• [DIRECTIONS FOR THIS TASK] Leave every picture out and write out the records below exactly.

(Records excerpted from a collection)
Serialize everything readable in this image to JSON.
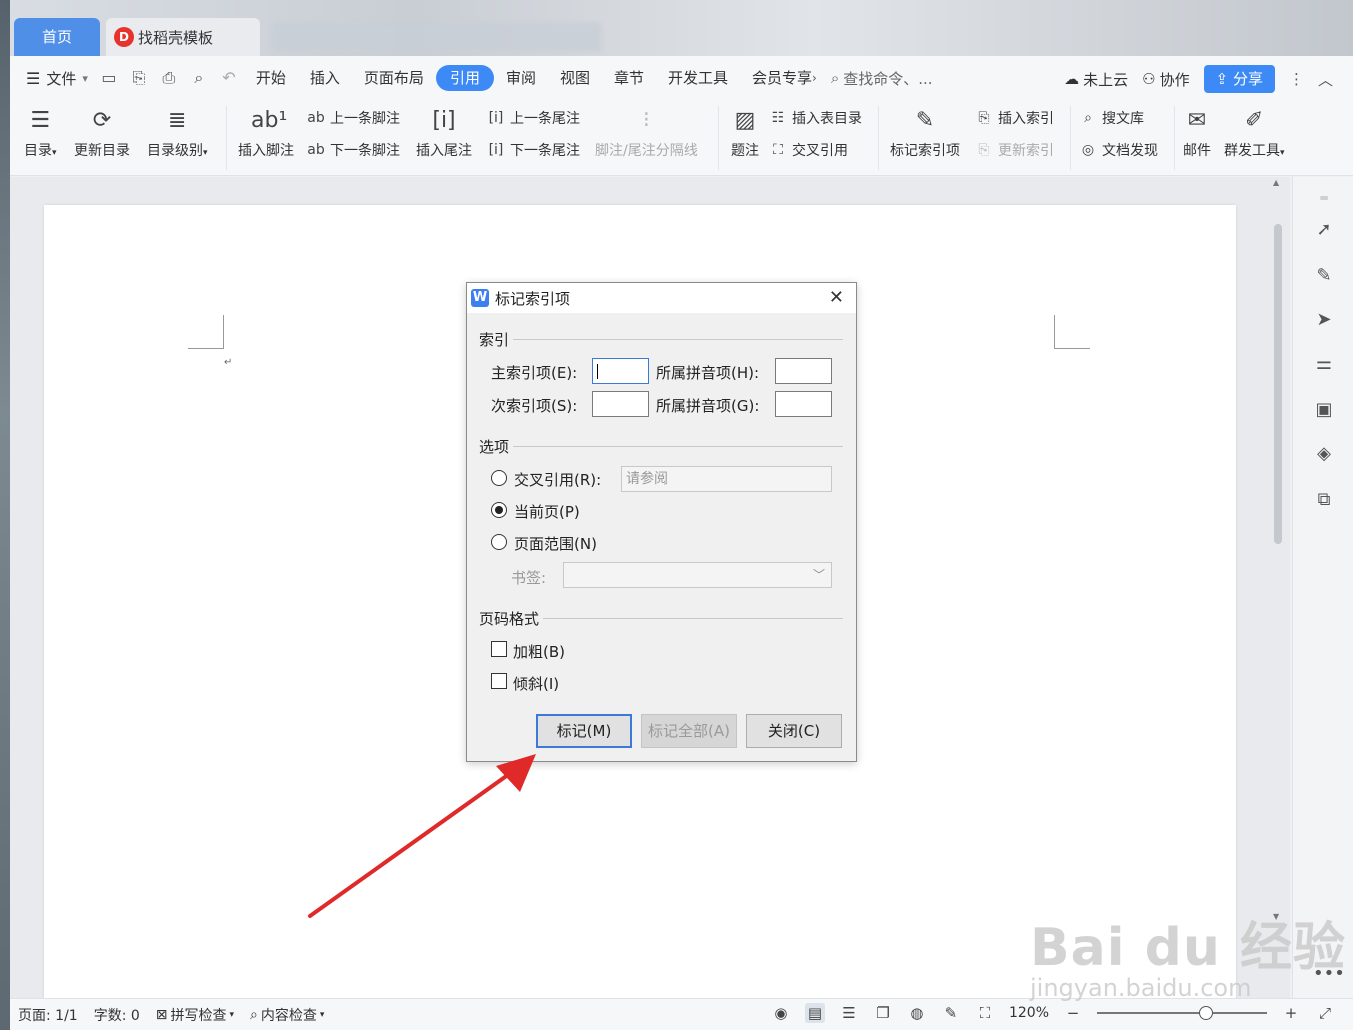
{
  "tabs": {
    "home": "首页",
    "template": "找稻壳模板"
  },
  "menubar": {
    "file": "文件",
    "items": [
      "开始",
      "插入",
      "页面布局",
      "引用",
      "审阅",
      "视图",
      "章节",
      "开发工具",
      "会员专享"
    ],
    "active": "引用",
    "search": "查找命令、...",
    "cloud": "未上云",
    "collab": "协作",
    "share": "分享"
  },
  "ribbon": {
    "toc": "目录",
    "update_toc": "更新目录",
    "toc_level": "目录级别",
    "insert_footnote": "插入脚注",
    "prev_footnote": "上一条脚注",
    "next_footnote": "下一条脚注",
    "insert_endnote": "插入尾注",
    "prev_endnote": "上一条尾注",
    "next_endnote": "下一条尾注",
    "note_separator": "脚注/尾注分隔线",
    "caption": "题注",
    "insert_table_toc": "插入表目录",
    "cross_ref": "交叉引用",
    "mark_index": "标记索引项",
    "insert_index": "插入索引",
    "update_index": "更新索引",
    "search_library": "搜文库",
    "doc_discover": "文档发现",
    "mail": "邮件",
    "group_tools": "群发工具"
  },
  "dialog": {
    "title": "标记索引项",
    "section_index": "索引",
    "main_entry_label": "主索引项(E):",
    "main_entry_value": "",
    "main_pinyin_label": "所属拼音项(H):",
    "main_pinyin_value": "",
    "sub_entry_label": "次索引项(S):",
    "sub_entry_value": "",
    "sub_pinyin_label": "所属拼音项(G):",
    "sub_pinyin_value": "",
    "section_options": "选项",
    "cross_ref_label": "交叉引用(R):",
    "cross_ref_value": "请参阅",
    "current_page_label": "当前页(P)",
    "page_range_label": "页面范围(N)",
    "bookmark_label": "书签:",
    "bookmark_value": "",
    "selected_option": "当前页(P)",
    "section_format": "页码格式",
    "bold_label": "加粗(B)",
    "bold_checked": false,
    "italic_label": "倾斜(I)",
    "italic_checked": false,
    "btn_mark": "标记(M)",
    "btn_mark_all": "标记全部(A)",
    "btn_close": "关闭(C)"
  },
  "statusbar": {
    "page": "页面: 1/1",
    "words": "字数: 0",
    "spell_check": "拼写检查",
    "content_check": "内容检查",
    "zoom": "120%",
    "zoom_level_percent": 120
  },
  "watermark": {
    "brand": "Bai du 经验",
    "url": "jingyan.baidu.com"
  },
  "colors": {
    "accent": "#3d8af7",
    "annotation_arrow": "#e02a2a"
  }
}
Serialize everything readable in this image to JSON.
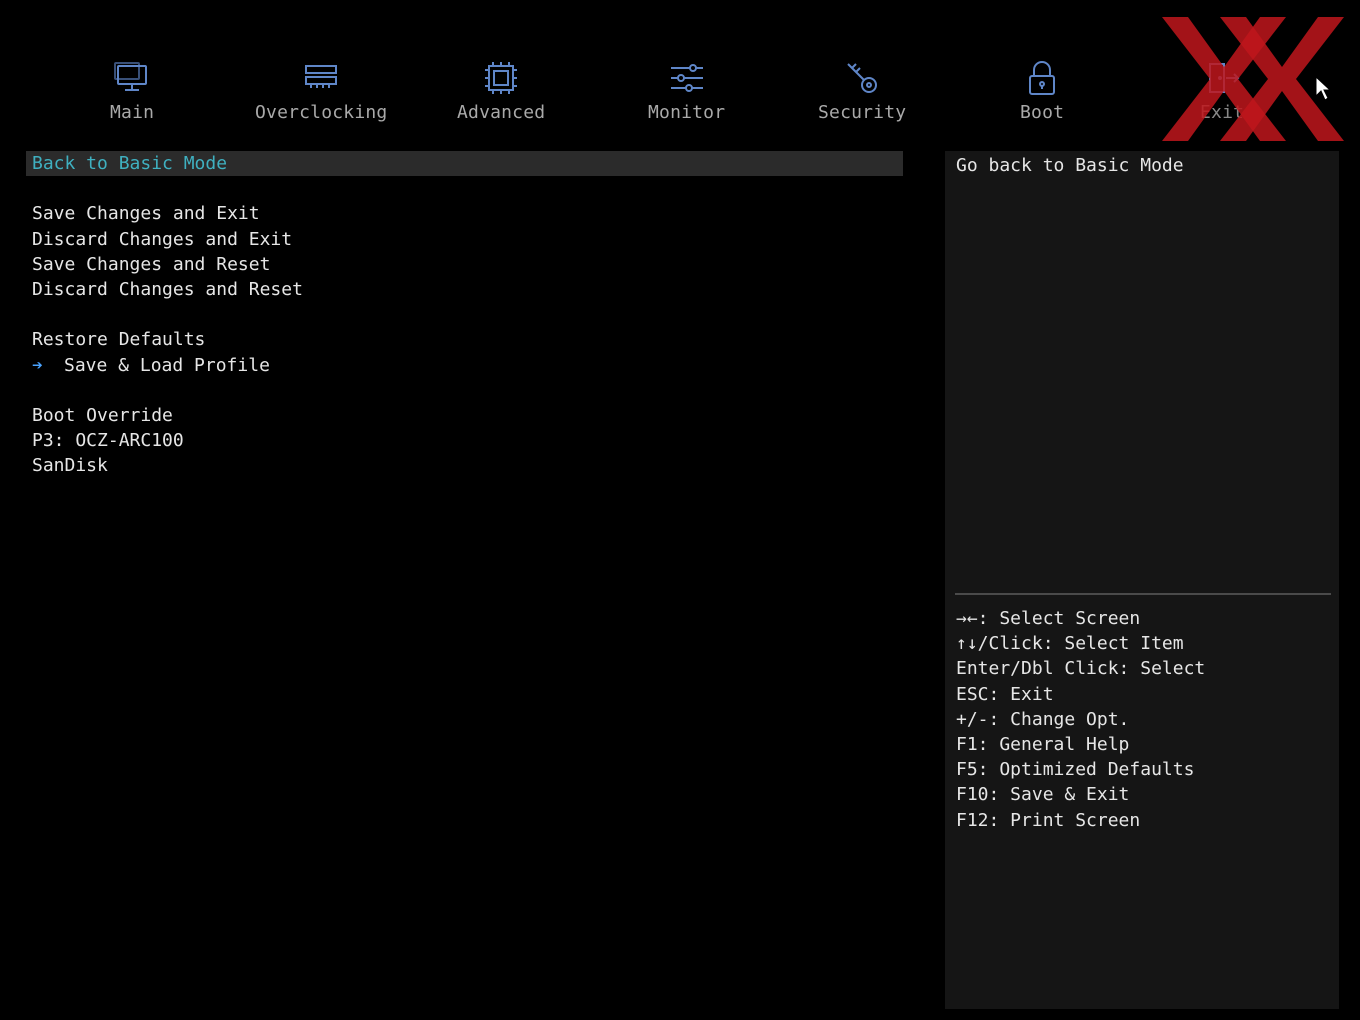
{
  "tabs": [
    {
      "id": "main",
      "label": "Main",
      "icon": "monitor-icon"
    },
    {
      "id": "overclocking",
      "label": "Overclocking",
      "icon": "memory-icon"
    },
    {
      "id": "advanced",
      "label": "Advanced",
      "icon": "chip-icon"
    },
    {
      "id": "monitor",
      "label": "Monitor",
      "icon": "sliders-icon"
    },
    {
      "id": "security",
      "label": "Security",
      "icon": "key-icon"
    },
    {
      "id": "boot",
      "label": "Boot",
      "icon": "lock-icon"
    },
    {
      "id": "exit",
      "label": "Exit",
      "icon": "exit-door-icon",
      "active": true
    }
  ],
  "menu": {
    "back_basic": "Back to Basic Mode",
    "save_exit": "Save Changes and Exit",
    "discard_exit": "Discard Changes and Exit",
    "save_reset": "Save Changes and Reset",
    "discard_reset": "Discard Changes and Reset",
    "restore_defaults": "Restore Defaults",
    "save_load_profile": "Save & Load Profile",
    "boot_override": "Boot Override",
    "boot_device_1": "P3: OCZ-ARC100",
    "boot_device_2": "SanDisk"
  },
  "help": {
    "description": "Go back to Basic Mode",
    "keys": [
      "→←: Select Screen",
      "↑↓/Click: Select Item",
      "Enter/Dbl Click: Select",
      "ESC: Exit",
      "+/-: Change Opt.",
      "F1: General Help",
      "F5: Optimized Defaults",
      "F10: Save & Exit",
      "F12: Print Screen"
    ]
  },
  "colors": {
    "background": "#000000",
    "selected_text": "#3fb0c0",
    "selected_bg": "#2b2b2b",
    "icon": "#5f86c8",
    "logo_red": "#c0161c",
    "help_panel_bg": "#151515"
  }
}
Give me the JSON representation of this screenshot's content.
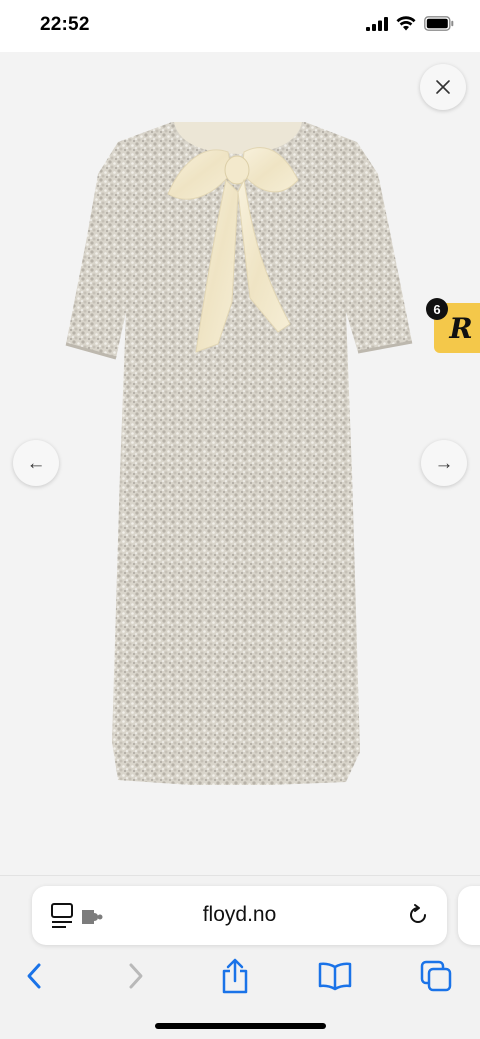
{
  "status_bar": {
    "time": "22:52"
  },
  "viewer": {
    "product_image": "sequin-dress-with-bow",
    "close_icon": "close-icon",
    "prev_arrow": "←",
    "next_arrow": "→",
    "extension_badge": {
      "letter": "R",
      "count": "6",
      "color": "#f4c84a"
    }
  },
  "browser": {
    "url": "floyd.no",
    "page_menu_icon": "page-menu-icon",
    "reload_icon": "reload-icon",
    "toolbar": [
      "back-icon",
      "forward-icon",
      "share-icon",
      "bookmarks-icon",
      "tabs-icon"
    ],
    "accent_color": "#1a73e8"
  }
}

• [RESPONSE BELOW]
Serialize everything readable in this image to JSON.
{
  "tabs": {
    "home": "首页",
    "template": "找稻壳模板"
  },
  "menubar": {
    "file": "文件",
    "items": [
      "开始",
      "插入",
      "页面布局",
      "引用",
      "审阅",
      "视图",
      "章节",
      "开发工具",
      "会员专享"
    ],
    "active": "引用",
    "search": "查找命令、...",
    "cloud": "未上云",
    "collab": "协作",
    "share": "分享"
  },
  "ribbon": {
    "toc": "目录",
    "update_toc": "更新目录",
    "toc_level": "目录级别",
    "insert_footnote": "插入脚注",
    "prev_footnote": "上一条脚注",
    "next_footnote": "下一条脚注",
    "insert_endnote": "插入尾注",
    "prev_endnote": "上一条尾注",
    "next_endnote": "下一条尾注",
    "note_separator": "脚注/尾注分隔线",
    "caption": "题注",
    "insert_table_toc": "插入表目录",
    "cross_ref": "交叉引用",
    "mark_index": "标记索引项",
    "insert_index": "插入索引",
    "update_index": "更新索引",
    "search_library": "搜文库",
    "doc_discover": "文档发现",
    "mail": "邮件",
    "group_tools": "群发工具"
  },
  "dialog": {
    "title": "标记索引项",
    "section_index": "索引",
    "main_entry_label": "主索引项(E):",
    "main_entry_value": "",
    "main_pinyin_label": "所属拼音项(H):",
    "main_pinyin_value": "",
    "sub_entry_label": "次索引项(S):",
    "sub_entry_value": "",
    "sub_pinyin_label": "所属拼音项(G):",
    "sub_pinyin_value": "",
    "section_options": "选项",
    "cross_ref_label": "交叉引用(R):",
    "cross_ref_value": "请参阅",
    "current_page_label": "当前页(P)",
    "page_range_label": "页面范围(N)",
    "bookmark_label": "书签:",
    "bookmark_value": "",
    "selected_option": "当前页(P)",
    "section_format": "页码格式",
    "bold_label": "加粗(B)",
    "bold_checked": false,
    "italic_label": "倾斜(I)",
    "italic_checked": false,
    "btn_mark": "标记(M)",
    "btn_mark_all": "标记全部(A)",
    "btn_close": "关闭(C)"
  },
  "statusbar": {
    "page": "页面: 1/1",
    "words": "字数: 0",
    "spell_check": "拼写检查",
    "content_check": "内容检查",
    "zoom": "120%",
    "zoom_level_percent": 120
  },
  "watermark": {
    "brand": "Bai du 经验",
    "url": "jingyan.baidu.com"
  },
  "colors": {
    "accent": "#3d8af7",
    "annotation_arrow": "#e02a2a"
  }
}
Serialize everything readable in this image to JSON.
{
  "tabs": [
    {
      "id": "main",
      "label": "Main",
      "icon": "monitor-icon"
    },
    {
      "id": "overclocking",
      "label": "Overclocking",
      "icon": "memory-icon"
    },
    {
      "id": "advanced",
      "label": "Advanced",
      "icon": "chip-icon"
    },
    {
      "id": "monitor",
      "label": "Monitor",
      "icon": "sliders-icon"
    },
    {
      "id": "security",
      "label": "Security",
      "icon": "key-icon"
    },
    {
      "id": "boot",
      "label": "Boot",
      "icon": "lock-icon"
    },
    {
      "id": "exit",
      "label": "Exit",
      "icon": "exit-door-icon",
      "active": true
    }
  ],
  "menu": {
    "back_basic": "Back to Basic Mode",
    "save_exit": "Save Changes and Exit",
    "discard_exit": "Discard Changes and Exit",
    "save_reset": "Save Changes and Reset",
    "discard_reset": "Discard Changes and Reset",
    "restore_defaults": "Restore Defaults",
    "save_load_profile": "Save & Load Profile",
    "boot_override": "Boot Override",
    "boot_device_1": "P3: OCZ-ARC100",
    "boot_device_2": "SanDisk"
  },
  "help": {
    "description": "Go back to Basic Mode",
    "keys": [
      "→←: Select Screen",
      "↑↓/Click: Select Item",
      "Enter/Dbl Click: Select",
      "ESC: Exit",
      "+/-: Change Opt.",
      "F1: General Help",
      "F5: Optimized Defaults",
      "F10: Save & Exit",
      "F12: Print Screen"
    ]
  },
  "colors": {
    "background": "#000000",
    "selected_text": "#3fb0c0",
    "selected_bg": "#2b2b2b",
    "icon": "#5f86c8",
    "logo_red": "#c0161c",
    "help_panel_bg": "#151515"
  }
}
Give me the JSON representation of this screenshot's content.
{
  "status_bar": {
    "time": "22:52"
  },
  "viewer": {
    "product_image": "sequin-dress-with-bow",
    "close_icon": "close-icon",
    "prev_arrow": "←",
    "next_arrow": "→",
    "extension_badge": {
      "letter": "R",
      "count": "6",
      "color": "#f4c84a"
    }
  },
  "browser": {
    "url": "floyd.no",
    "page_menu_icon": "page-menu-icon",
    "reload_icon": "reload-icon",
    "toolbar": [
      "back-icon",
      "forward-icon",
      "share-icon",
      "bookmarks-icon",
      "tabs-icon"
    ],
    "accent_color": "#1a73e8"
  }
}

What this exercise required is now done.